[Collected data entries]
=====

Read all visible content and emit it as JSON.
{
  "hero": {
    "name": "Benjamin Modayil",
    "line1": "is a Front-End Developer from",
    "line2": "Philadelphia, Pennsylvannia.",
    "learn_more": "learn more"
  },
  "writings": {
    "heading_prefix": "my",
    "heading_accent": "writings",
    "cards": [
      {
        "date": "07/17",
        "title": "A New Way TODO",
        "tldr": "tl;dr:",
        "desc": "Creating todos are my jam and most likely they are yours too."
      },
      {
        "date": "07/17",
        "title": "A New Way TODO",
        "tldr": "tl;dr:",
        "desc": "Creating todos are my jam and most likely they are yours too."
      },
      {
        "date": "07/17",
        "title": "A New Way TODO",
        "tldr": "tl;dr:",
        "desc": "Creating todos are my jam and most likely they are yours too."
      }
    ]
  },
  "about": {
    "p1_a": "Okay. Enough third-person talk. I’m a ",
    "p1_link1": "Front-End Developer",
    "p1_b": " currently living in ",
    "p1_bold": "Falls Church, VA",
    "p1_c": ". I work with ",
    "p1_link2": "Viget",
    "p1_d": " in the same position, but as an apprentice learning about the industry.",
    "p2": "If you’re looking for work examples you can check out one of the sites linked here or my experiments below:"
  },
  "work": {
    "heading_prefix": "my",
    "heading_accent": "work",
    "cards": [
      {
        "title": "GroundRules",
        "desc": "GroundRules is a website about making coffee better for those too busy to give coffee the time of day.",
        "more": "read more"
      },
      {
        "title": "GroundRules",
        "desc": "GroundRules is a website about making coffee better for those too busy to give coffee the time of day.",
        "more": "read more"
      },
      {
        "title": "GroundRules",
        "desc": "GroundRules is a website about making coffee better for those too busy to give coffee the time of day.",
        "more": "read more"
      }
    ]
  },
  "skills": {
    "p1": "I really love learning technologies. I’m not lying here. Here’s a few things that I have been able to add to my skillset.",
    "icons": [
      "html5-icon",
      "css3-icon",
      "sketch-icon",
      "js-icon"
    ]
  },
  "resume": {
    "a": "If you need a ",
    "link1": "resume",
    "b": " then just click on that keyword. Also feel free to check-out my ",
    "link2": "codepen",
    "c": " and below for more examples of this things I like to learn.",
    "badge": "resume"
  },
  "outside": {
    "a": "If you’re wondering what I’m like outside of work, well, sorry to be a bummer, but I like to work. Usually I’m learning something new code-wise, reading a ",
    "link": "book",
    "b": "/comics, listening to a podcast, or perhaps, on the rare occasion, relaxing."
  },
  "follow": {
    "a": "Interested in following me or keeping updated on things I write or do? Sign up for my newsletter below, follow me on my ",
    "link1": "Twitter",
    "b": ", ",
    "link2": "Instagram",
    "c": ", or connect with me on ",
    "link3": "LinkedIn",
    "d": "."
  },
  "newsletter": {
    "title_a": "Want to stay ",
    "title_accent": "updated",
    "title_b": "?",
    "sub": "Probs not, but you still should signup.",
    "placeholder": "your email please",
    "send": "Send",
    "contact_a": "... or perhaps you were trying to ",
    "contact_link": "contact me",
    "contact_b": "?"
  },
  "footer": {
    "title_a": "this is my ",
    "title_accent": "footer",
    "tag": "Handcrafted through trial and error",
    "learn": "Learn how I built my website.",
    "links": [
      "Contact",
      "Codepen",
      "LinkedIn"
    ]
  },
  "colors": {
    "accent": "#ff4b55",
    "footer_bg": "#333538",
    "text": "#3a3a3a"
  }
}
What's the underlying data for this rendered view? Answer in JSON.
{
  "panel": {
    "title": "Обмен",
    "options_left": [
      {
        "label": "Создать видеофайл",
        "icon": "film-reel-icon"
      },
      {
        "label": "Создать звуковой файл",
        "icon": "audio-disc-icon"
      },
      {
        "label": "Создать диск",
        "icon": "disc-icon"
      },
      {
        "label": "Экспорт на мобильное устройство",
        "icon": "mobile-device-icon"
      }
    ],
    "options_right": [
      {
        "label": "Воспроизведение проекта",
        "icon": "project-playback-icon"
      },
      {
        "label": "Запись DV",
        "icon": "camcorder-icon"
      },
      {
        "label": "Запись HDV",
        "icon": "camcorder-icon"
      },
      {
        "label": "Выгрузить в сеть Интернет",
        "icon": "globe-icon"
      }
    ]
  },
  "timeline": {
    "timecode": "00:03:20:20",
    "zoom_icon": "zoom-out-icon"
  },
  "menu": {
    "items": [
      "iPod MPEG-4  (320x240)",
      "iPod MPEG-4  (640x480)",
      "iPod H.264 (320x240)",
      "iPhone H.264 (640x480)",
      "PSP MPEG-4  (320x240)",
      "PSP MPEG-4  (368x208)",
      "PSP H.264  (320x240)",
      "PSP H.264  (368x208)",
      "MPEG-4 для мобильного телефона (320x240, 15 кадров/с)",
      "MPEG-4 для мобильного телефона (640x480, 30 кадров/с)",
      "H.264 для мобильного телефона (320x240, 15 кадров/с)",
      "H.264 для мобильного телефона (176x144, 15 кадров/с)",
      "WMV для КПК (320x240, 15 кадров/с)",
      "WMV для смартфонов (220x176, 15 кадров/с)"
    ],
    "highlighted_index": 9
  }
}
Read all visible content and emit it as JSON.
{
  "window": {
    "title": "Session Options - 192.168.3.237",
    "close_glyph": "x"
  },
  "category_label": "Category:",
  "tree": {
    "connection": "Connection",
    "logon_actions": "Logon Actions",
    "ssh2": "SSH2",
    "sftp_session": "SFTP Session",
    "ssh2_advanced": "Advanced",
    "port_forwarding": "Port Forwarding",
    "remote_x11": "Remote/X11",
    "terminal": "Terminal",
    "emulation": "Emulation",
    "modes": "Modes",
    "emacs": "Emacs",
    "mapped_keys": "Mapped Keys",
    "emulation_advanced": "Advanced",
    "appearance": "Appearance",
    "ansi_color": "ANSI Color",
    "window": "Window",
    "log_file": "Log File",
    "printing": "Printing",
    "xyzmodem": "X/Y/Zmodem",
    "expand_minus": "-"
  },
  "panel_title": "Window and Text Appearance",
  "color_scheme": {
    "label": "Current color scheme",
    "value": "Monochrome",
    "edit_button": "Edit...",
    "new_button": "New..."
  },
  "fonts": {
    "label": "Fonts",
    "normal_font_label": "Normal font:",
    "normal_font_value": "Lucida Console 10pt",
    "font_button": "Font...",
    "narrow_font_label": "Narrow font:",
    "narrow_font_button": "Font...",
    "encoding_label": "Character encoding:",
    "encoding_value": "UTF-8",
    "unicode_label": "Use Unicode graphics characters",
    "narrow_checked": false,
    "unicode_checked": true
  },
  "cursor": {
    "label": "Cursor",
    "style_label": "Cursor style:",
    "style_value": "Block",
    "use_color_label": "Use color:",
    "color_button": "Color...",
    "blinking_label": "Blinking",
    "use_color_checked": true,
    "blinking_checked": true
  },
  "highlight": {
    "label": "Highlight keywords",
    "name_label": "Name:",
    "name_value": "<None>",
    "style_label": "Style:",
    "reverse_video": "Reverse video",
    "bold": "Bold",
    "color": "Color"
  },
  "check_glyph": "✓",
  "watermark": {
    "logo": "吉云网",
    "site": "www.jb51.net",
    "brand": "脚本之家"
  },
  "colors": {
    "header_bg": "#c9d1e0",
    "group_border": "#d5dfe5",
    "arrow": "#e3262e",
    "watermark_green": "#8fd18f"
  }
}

=====

GOAL:
Find the string "here" in the entries above and return each line that holds it.

EXPECTED OUTPUT:
    "p2": "If you’re looking for work examples you can check out one of the sites linked here or my experiments below:"
    "p1": "I really love learning technologies. I’m not lying here. Here’s a few things that I have been able to add to my skillset.",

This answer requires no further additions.